_THE EXERCISE_
Give every line from the entries that contains "this".

[Dataset entries on figures]
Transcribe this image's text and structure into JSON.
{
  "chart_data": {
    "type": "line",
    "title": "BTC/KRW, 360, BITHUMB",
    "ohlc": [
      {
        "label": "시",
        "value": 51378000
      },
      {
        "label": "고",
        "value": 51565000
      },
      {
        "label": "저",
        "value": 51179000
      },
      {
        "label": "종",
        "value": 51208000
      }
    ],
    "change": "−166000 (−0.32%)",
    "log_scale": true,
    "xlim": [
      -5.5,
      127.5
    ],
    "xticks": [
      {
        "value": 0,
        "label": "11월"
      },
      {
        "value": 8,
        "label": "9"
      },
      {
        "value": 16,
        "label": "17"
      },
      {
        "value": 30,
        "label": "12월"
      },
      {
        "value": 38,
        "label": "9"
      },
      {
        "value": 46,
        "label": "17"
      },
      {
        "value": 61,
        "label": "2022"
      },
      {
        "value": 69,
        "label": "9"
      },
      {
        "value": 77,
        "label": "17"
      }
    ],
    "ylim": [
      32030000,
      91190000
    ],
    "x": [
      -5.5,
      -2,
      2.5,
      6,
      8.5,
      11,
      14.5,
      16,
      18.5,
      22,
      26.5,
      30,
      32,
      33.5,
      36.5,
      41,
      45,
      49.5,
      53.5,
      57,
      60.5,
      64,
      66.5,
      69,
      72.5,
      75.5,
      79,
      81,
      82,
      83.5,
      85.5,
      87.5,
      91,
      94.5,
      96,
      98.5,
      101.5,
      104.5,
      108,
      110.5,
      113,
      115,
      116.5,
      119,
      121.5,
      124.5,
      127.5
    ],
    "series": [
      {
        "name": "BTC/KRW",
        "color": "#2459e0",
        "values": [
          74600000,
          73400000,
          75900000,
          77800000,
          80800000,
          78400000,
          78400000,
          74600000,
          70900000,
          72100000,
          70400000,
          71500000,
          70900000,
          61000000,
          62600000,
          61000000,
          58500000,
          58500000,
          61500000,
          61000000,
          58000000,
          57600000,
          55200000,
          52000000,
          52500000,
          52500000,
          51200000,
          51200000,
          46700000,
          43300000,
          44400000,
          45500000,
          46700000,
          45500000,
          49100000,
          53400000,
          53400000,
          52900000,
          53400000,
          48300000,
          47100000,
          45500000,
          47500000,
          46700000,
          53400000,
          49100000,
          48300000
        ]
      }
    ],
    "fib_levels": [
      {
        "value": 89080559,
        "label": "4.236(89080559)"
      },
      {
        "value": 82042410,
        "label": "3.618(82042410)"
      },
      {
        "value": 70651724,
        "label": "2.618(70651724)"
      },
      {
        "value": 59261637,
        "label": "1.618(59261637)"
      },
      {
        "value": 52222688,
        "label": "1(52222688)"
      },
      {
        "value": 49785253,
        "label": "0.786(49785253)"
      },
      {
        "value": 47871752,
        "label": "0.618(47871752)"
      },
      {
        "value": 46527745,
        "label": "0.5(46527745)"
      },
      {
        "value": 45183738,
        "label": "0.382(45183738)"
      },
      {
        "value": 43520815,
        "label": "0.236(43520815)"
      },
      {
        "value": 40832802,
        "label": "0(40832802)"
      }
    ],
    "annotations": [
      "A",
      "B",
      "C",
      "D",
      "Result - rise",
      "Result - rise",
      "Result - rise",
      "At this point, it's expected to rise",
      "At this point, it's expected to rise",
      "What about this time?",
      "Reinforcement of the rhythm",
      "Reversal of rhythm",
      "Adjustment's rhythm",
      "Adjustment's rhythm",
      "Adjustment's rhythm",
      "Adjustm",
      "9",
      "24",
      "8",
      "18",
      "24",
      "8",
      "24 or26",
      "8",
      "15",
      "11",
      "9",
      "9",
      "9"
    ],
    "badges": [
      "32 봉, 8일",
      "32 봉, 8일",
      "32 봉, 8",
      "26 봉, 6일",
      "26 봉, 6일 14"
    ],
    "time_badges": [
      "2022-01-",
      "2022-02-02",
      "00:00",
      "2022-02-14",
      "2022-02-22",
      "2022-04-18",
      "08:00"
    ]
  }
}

_COMPLETED TASK_
Transcribe this image's text and structure into JSON.
      "At this point, it's expected to rise",
      "At this point, it's expected to rise",
      "What about this time?",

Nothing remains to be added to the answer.